#### Written task
Retype the full set of records. Keep every character identical.

#### The records
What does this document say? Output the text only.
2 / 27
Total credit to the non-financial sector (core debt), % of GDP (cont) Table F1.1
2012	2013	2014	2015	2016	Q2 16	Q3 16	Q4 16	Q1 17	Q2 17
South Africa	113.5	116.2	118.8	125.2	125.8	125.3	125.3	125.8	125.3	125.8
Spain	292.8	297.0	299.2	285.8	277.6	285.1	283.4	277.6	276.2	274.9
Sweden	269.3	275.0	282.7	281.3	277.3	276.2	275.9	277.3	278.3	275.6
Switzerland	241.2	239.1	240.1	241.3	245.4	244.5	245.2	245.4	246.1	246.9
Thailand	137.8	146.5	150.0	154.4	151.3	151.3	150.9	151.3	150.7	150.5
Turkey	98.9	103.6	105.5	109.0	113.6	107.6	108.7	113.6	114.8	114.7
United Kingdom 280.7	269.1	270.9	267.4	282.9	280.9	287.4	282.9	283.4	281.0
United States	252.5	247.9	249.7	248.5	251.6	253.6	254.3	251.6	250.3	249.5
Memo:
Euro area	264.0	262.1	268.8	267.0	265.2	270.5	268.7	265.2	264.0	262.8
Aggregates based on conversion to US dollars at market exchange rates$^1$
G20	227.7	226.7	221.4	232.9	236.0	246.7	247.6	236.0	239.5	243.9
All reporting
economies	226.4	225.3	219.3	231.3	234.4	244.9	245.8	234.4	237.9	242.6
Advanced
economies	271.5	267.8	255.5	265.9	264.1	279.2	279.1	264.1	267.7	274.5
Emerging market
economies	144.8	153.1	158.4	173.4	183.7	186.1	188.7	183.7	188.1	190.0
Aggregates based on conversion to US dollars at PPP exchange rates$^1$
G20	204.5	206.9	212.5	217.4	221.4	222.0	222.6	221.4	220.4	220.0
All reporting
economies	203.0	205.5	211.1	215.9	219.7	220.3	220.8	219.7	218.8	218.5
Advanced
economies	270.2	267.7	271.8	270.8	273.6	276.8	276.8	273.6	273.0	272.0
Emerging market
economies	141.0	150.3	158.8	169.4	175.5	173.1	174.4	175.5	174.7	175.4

#### Reply
What does this document say? Output the text only.
2 / 27
Total credit to the non-financial sector (core debt), % of GDP (cont) Table F1.1
2012	2013	2014	2015	2016	Q2 16	Q3 16	Q4 16	Q1 17	Q2 17
South Africa	113.5	116.2	118.8	125.2	125.8	125.3	125.3	125.8	125.3	125.8
Spain	292.8	297.0	299.2	285.8	277.6	285.1	283.4	277.6	276.2	274.9
Sweden	269.3	275.0	282.7	281.3	277.3	276.2	275.9	277.3	278.3	275.6
Switzerland	241.2	239.1	240.1	241.3	245.4	244.5	245.2	245.4	246.1	246.9
Thailand	137.8	146.5	150.0	154.4	151.3	151.3	150.9	151.3	150.7	150.5
Turkey	98.9	103.6	105.5	109.0	113.6	107.6	108.7	113.6	114.8	114.7
United Kingdom 280.7	269.1	270.9	267.4	282.9	280.9	287.4	282.9	283.4	281.0
United States	252.5	247.9	249.7	248.5	251.6	253.6	254.3	251.6	250.3	249.5
Memo:
Euro area	264.0	262.1	268.8	267.0	265.2	270.5	268.7	265.2	264.0	262.8
Aggregates based on conversion to US dollars at market exchange rates$^1$
G20	227.7	226.7	221.4	232.9	236.0	246.7	247.6	236.0	239.5	243.9
All reporting
economies	226.4	225.3	219.3	231.3	234.4	244.9	245.8	234.4	237.9	242.6
Advanced
economies	271.5	267.8	255.5	265.9	264.1	279.2	279.1	264.1	267.7	274.5
Emerging market
economies	144.8	153.1	158.4	173.4	183.7	186.1	188.7	183.7	188.1	190.0
Aggregates based on conversion to US dollars at PPP exchange rates$^1$
G20	204.5	206.9	212.5	217.4	221.4	222.0	222.6	221.4	220.4	220.0
All reporting
economies	203.0	205.5	211.1	215.9	219.7	220.3	220.8	219.7	218.8	218.5
Advanced
economies	270.2	267.7	271.8	270.8	273.6	276.8	276.8	273.6	273.0	272.0
Emerging market
economies	141.0	150.3	158.8	169.4	175.5	173.1	174.4	175.5	174.7	175.4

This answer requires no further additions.